TASK BRIEF =>
In the entries that follow, find the word "type" and report each line it is on.

-- begin PROVIDED DATA --

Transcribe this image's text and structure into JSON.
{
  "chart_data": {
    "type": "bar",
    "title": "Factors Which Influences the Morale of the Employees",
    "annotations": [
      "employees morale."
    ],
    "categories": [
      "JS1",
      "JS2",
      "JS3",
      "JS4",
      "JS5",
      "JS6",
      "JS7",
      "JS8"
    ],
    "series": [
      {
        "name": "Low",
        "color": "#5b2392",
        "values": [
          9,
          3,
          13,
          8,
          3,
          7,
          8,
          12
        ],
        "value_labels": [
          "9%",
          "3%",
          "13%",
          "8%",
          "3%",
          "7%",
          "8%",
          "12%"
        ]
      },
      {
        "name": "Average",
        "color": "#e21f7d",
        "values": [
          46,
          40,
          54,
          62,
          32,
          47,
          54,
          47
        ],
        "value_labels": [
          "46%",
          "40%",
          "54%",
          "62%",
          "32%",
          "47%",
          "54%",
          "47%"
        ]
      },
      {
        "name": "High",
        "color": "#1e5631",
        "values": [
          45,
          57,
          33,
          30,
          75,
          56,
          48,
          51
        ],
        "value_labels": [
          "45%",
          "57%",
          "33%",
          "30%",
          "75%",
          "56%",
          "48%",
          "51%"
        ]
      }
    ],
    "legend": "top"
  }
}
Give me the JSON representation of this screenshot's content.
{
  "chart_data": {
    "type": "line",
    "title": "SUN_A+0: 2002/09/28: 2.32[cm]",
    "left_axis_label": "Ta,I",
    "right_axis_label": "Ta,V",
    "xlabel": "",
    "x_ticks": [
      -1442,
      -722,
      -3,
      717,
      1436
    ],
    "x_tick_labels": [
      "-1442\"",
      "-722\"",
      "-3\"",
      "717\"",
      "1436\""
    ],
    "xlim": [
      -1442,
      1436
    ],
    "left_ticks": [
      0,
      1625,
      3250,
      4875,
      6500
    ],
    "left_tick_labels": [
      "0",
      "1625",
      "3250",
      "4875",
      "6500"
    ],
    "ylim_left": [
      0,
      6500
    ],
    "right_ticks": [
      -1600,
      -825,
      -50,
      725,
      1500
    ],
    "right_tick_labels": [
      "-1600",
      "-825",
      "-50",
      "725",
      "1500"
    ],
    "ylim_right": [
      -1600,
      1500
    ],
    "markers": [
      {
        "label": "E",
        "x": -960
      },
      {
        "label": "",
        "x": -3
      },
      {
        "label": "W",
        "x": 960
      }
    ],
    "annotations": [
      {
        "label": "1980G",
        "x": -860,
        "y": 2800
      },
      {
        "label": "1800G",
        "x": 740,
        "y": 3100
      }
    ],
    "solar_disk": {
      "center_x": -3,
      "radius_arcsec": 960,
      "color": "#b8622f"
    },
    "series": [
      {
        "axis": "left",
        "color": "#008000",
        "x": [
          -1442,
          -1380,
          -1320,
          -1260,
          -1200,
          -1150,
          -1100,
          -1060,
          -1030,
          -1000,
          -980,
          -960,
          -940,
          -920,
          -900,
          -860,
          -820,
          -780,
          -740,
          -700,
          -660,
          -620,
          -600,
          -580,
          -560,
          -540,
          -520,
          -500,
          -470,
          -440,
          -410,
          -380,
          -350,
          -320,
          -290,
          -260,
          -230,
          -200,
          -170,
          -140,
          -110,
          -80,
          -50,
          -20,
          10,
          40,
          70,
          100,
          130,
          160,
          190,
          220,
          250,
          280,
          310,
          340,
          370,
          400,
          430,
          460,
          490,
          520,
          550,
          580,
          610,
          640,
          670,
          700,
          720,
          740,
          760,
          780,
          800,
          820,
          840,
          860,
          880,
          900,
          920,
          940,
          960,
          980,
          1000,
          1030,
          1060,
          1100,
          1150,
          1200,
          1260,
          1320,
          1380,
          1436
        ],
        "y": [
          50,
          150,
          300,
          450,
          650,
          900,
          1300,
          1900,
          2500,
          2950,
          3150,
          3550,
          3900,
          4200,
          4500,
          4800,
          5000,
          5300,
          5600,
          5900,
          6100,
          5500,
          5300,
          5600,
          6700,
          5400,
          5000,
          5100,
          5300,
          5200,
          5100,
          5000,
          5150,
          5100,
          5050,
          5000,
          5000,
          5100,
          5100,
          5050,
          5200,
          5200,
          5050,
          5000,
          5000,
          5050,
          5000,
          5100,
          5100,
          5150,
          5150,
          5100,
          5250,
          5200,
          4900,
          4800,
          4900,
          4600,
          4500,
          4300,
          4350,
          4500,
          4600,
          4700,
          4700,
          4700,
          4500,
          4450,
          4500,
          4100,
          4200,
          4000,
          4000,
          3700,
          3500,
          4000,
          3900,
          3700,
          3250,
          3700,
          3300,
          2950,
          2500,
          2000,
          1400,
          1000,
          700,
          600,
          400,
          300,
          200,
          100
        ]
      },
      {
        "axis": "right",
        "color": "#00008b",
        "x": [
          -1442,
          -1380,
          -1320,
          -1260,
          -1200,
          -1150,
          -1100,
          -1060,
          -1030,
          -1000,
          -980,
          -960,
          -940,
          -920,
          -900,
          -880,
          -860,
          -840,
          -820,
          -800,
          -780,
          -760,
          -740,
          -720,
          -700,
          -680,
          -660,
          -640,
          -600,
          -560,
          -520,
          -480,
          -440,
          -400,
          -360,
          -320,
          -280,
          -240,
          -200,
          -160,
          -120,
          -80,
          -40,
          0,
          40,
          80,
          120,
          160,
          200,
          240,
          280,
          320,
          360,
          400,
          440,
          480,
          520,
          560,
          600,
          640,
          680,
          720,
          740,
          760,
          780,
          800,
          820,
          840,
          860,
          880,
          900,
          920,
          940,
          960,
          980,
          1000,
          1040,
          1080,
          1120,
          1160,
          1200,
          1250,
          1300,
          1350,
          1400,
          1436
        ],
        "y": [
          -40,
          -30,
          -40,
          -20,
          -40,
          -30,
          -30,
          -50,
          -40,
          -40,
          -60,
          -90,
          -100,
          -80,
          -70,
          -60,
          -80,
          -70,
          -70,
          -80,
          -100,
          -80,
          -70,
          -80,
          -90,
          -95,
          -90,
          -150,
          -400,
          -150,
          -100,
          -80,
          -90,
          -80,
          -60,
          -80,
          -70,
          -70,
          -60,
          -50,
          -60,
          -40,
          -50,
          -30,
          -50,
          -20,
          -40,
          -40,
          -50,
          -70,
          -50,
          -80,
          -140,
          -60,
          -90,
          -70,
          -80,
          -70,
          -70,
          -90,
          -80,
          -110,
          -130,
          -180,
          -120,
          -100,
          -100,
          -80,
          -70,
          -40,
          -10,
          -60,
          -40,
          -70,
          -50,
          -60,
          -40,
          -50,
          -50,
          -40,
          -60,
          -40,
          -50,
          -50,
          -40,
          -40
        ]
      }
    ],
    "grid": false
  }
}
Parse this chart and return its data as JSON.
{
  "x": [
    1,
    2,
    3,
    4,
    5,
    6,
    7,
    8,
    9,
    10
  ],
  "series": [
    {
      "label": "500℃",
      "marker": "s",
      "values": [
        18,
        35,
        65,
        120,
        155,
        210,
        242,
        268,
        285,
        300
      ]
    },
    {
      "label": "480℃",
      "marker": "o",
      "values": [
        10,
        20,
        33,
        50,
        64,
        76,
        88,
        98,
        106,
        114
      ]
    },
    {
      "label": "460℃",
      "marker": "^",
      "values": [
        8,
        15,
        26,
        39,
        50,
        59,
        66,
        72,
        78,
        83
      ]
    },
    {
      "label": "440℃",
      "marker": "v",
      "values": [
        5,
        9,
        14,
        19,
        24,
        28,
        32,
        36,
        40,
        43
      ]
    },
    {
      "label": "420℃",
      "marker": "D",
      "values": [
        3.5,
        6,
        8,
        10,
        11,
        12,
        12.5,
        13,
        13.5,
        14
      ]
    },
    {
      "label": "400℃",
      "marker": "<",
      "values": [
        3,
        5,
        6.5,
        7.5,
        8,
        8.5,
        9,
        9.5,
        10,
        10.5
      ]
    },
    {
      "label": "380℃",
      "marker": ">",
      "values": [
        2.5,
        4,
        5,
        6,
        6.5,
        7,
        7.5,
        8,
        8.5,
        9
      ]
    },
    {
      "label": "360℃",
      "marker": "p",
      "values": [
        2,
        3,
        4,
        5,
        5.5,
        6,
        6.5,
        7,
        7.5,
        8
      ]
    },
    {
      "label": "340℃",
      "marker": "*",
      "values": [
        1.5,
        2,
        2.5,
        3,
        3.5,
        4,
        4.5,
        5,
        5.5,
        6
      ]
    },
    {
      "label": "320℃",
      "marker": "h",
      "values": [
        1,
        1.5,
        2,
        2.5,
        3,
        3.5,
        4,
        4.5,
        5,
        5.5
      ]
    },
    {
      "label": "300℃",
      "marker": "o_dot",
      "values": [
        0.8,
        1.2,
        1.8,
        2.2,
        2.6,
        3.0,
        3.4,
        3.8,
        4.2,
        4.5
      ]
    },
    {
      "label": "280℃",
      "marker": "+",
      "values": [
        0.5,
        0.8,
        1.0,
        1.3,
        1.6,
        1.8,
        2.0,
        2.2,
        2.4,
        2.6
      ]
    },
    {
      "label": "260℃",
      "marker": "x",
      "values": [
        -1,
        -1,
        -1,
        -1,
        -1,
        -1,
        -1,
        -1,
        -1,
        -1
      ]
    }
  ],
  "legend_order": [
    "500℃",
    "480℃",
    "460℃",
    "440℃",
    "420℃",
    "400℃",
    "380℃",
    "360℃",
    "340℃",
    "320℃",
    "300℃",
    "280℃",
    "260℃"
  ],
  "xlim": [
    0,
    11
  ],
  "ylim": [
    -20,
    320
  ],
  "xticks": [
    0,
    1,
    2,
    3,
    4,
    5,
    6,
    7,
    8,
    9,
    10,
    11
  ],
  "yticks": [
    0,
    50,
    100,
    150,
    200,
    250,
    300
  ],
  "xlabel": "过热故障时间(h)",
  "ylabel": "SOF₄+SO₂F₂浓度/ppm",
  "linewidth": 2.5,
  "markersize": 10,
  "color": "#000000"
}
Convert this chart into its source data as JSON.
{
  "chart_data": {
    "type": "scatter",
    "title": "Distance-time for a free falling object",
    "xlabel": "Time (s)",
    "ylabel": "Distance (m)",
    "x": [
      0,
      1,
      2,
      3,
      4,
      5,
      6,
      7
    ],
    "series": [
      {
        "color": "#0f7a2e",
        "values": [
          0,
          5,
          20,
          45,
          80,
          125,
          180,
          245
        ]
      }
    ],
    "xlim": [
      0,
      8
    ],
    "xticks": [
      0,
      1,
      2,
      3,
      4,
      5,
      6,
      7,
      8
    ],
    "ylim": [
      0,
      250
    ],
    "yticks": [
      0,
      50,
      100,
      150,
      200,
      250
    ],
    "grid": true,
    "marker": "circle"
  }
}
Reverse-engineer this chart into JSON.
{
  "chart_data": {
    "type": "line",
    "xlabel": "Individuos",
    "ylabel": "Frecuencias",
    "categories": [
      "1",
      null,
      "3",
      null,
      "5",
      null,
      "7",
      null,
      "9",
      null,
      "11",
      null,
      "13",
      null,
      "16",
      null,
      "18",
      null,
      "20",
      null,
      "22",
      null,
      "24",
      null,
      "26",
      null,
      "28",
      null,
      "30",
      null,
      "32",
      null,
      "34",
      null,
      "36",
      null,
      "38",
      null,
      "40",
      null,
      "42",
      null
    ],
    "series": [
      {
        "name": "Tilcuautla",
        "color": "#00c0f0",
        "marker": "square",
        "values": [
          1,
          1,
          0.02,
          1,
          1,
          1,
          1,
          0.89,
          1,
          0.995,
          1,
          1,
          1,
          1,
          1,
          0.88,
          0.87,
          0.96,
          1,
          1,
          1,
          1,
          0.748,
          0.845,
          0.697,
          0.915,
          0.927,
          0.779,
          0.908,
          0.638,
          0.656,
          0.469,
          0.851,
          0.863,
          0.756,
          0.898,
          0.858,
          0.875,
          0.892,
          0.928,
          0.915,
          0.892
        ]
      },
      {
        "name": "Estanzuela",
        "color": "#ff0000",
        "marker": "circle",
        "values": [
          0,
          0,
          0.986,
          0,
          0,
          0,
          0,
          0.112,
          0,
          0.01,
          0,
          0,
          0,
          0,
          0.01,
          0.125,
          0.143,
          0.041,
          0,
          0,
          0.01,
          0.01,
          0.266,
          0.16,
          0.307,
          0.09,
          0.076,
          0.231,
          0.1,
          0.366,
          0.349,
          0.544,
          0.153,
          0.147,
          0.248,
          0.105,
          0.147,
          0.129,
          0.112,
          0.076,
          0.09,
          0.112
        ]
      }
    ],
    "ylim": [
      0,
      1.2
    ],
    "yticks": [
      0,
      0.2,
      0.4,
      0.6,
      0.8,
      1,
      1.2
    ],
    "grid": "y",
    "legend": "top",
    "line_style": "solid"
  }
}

-- end PROVIDED DATA --

FULL RESPONSE =>
    "type": "bar",
    "type": "line",
    "type": "scatter",
    "type": "line",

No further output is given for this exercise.